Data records

= = = = =

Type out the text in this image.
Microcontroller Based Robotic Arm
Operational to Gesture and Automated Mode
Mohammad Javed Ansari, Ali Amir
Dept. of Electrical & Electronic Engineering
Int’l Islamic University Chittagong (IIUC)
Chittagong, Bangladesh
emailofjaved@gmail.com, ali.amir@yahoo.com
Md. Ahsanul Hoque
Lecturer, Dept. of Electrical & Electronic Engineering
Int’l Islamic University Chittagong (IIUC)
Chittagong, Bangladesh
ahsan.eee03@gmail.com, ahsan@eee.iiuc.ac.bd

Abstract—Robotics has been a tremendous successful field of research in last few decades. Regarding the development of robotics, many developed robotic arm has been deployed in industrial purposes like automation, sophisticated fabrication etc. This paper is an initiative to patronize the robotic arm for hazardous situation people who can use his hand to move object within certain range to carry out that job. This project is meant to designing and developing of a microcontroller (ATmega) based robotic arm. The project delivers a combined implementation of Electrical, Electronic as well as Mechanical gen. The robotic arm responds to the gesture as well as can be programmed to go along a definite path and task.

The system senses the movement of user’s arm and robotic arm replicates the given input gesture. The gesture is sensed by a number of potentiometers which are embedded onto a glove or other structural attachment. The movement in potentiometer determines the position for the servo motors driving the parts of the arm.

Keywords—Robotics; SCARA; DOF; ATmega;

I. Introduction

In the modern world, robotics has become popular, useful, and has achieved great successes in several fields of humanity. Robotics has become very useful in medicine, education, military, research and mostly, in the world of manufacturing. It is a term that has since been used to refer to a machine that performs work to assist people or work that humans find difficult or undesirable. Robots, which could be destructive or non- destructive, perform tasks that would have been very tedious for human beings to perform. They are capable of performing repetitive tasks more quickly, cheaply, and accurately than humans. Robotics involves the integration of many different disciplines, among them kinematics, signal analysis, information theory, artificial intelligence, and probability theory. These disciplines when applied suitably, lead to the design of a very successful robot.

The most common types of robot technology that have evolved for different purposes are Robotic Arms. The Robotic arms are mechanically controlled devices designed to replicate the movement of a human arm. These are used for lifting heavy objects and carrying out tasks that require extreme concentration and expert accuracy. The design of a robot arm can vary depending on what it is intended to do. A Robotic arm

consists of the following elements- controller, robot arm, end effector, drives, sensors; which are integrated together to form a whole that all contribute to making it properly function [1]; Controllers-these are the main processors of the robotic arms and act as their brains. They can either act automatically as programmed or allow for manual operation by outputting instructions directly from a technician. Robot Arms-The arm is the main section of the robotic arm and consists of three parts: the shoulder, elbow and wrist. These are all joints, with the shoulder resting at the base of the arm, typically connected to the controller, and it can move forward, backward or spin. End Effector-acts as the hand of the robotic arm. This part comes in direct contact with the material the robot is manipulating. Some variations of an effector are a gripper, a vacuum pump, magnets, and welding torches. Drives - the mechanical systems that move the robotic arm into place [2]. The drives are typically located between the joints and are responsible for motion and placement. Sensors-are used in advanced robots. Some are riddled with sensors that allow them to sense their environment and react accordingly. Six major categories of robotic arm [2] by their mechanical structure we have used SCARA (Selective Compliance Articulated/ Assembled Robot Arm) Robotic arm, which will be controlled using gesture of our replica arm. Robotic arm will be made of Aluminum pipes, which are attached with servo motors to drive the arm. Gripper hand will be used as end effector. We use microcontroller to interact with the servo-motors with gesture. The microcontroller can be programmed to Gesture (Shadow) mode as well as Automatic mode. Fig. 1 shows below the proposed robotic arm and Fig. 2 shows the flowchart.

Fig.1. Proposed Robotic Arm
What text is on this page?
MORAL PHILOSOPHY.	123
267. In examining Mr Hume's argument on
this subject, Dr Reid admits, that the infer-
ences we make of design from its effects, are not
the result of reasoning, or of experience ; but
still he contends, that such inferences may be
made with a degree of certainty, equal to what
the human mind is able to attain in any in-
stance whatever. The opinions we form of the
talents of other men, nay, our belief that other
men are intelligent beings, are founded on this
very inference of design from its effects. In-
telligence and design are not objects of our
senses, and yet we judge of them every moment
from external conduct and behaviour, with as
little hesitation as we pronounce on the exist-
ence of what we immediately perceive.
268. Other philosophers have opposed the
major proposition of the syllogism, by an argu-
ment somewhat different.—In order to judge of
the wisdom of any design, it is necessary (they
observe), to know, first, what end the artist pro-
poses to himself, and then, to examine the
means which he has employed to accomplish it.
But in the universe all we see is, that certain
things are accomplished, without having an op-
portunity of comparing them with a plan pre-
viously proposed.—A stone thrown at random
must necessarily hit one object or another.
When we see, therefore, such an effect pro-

= = = = =

### Problem
Each line that holds the word "Engineering" is to be copied.

### The result
Dept. of Electrical & Electronic Engineering
Lecturer, Dept. of Electrical & Electronic Engineering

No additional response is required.